Data section.
···

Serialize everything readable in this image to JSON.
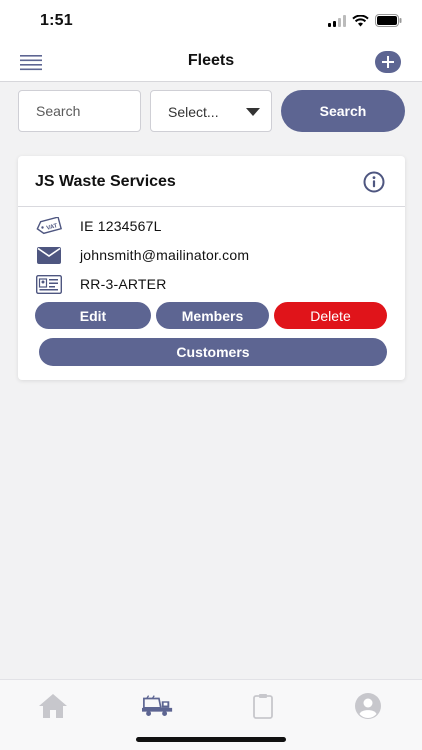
{
  "status_bar": {
    "time": "1:51"
  },
  "header": {
    "title": "Fleets"
  },
  "search": {
    "placeholder": "Search",
    "select_value": "Select...",
    "button_label": "Search"
  },
  "fleet_card": {
    "name": "JS Waste Services",
    "vat": "IE 1234567L",
    "email": "johnsmith@mailinator.com",
    "registration": "RR-3-ARTER",
    "buttons": {
      "edit": "Edit",
      "members": "Members",
      "delete": "Delete",
      "customers": "Customers"
    }
  },
  "tab_bar": {
    "icons": [
      "home-icon",
      "truck-icon",
      "clipboard-icon",
      "profile-icon"
    ],
    "active": "truck-icon"
  },
  "colors": {
    "accent": "#5d6592",
    "danger": "#e0141a",
    "background": "#f2f2f3",
    "inactive_icon": "#c7c7cc"
  }
}
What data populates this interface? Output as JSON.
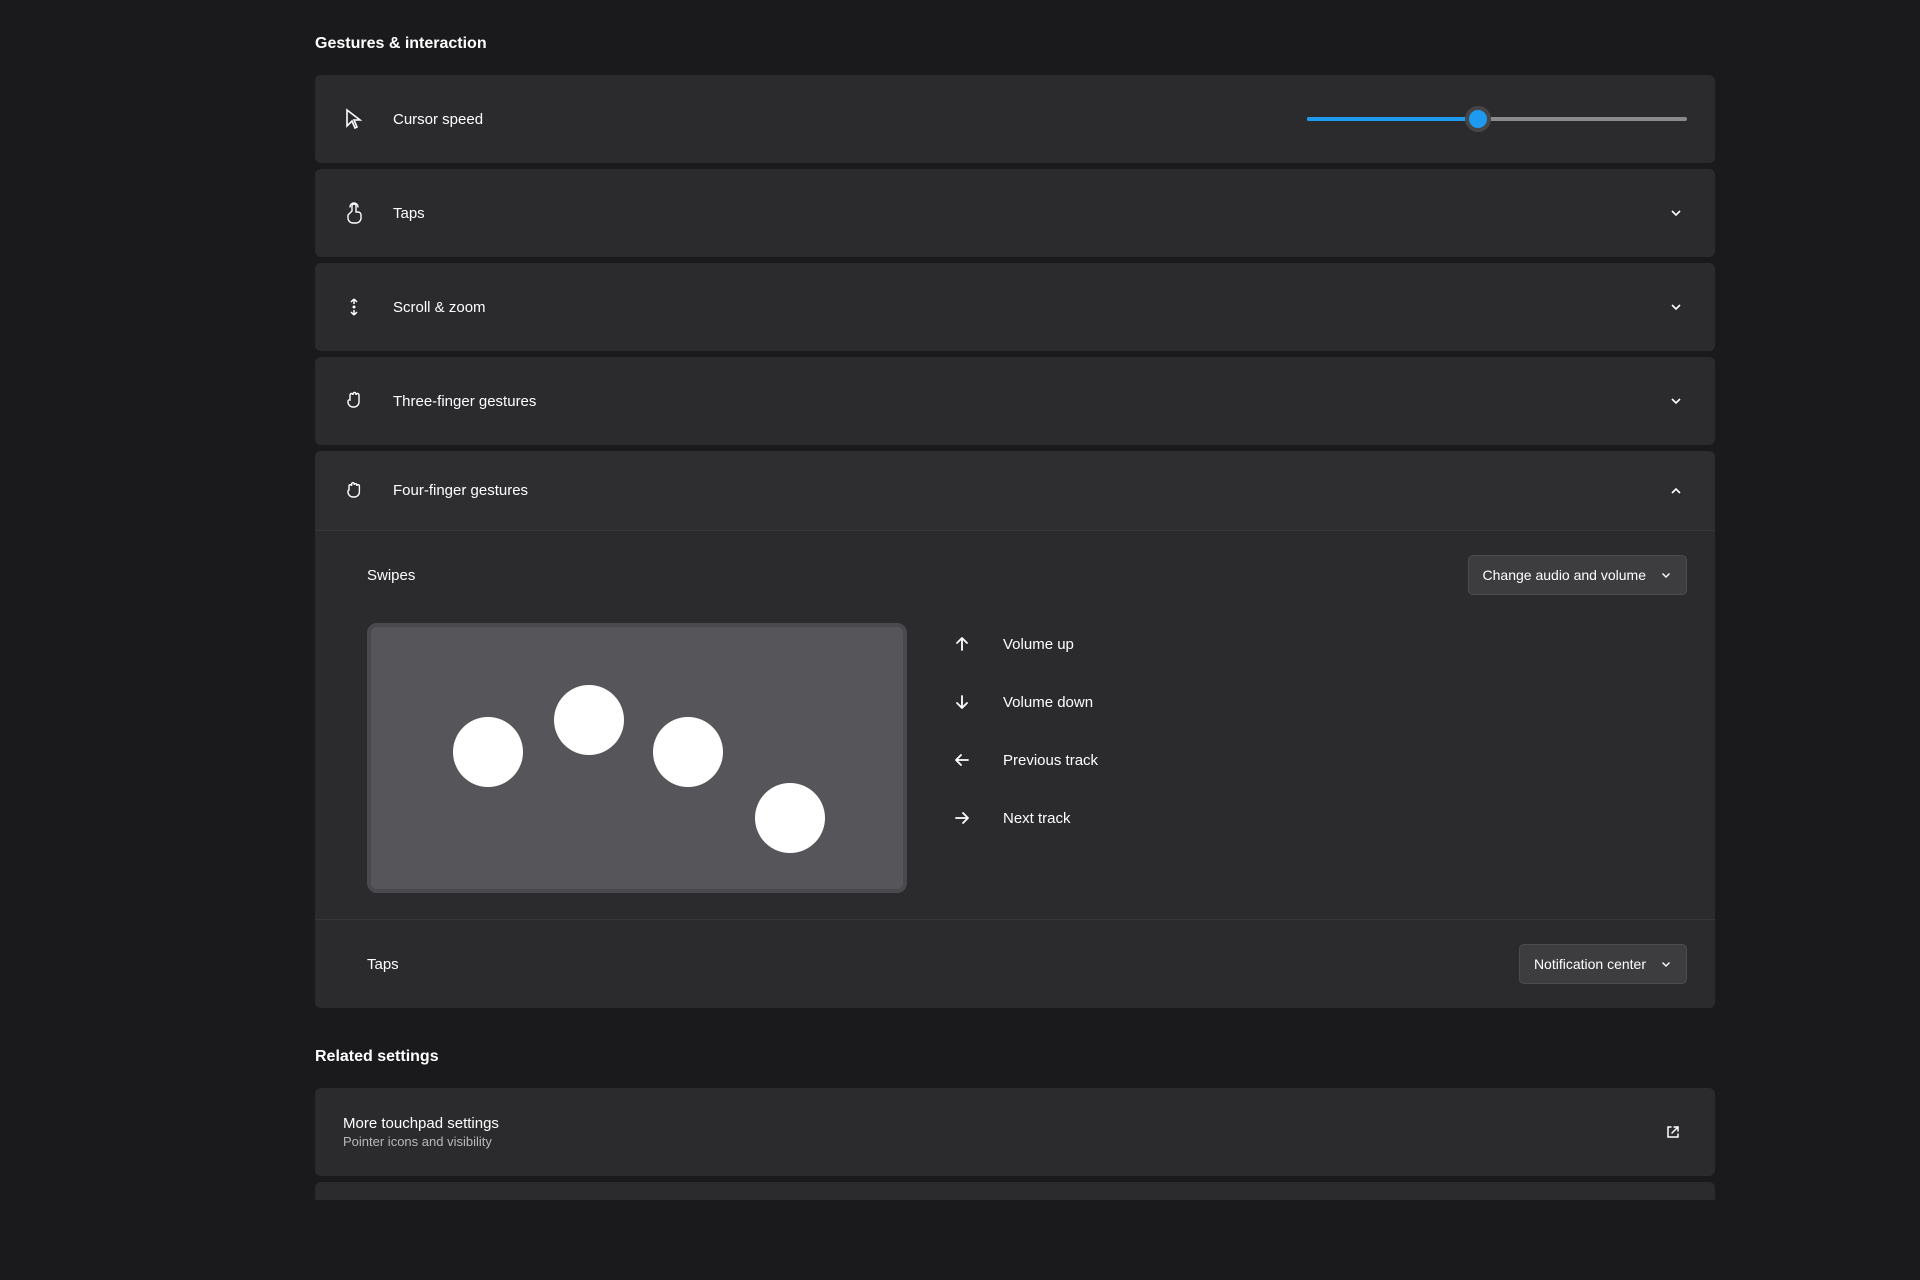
{
  "sectionHeaders": {
    "gestures": "Gestures & interaction",
    "related": "Related settings"
  },
  "cursorSpeed": {
    "label": "Cursor speed",
    "valuePercent": 45
  },
  "rows": {
    "taps": "Taps",
    "scrollZoom": "Scroll & zoom",
    "threeFinger": "Three-finger gestures",
    "fourFinger": "Four-finger gestures"
  },
  "fourFinger": {
    "swipesLabel": "Swipes",
    "swipesDropdown": "Change audio and volume",
    "gestures": {
      "up": "Volume up",
      "down": "Volume down",
      "left": "Previous track",
      "right": "Next track"
    },
    "tapsLabel": "Taps",
    "tapsDropdown": "Notification center"
  },
  "moreTouchpad": {
    "title": "More touchpad settings",
    "subtitle": "Pointer icons and visibility"
  }
}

···

Required work.
What is the number of lines in this material that hold the string "JSON"? Answer with that number only.

Result of this exercise.
2